### AIM
Using the entries that follow, collect the lines where the word "ylabel" appears.

### EXTRACTED INFORMATION
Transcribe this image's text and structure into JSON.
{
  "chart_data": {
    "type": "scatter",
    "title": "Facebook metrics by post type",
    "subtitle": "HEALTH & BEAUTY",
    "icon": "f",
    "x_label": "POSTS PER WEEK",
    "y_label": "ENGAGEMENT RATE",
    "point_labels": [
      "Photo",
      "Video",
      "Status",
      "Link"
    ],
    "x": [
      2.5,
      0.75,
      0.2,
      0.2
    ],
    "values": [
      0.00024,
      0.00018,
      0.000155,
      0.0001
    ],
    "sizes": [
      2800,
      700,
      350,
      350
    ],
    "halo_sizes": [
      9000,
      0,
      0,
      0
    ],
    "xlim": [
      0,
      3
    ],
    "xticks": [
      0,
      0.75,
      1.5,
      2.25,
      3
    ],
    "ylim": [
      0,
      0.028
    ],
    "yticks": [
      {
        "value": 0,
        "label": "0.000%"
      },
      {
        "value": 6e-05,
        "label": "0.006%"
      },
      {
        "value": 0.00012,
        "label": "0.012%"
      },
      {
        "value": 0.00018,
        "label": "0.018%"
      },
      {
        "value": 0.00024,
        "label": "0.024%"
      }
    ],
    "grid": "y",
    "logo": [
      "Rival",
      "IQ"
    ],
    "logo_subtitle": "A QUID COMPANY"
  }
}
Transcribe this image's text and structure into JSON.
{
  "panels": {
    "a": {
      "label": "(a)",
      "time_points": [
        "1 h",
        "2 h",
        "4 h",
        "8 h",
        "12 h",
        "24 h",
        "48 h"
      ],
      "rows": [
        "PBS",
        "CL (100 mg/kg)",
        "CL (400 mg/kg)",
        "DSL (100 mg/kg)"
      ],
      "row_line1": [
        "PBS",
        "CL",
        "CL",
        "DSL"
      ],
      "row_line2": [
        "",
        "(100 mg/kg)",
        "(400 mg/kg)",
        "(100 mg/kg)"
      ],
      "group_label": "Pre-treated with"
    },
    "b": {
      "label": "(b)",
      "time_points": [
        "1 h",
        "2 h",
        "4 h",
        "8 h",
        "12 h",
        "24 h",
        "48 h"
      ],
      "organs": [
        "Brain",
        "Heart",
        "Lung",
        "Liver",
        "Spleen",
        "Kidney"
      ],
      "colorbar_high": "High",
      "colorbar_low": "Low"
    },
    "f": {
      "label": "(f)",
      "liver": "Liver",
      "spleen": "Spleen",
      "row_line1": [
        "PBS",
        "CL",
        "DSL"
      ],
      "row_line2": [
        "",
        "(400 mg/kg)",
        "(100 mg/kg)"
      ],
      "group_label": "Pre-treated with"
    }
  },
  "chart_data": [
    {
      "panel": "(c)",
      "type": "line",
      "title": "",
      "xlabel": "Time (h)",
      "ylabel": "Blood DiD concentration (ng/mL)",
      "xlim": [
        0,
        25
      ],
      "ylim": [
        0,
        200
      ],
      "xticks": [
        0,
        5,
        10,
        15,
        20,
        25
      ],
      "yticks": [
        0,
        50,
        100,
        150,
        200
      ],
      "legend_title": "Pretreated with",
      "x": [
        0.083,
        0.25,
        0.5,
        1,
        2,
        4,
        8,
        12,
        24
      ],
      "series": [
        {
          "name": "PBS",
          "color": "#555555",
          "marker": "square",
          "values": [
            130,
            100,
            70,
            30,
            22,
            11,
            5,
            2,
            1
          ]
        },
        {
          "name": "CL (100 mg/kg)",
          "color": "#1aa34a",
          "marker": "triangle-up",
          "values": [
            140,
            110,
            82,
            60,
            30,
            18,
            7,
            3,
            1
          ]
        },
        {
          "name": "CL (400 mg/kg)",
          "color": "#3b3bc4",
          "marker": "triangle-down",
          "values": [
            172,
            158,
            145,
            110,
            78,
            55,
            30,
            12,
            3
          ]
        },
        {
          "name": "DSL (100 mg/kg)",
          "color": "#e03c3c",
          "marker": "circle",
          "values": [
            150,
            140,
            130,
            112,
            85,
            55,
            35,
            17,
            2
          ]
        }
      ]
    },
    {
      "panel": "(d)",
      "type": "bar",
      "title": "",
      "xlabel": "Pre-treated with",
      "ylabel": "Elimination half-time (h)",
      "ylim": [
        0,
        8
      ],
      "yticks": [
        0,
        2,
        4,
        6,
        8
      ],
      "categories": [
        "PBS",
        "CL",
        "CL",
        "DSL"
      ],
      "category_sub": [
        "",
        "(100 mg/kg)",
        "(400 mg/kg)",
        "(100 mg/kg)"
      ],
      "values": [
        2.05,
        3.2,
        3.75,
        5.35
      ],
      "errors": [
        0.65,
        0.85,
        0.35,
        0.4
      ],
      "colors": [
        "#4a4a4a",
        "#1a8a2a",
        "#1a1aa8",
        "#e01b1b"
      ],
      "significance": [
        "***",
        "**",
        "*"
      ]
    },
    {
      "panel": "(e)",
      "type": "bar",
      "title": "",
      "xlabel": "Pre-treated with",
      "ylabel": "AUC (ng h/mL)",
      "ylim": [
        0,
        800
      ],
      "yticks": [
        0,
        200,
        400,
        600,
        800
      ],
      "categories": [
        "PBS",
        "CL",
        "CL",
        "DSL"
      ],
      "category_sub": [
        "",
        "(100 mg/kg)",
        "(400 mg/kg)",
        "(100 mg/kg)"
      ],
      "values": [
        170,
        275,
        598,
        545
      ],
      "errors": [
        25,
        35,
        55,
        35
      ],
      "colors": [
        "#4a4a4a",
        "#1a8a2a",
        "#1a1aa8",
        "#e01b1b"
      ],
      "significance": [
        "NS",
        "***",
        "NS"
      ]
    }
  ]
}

### REPLY TO THE TASK
      "ylabel": "Blood DiD concentration (ng/mL)",
      "ylabel": "Elimination half-time (h)",
      "ylabel": "AUC (ng h/mL)",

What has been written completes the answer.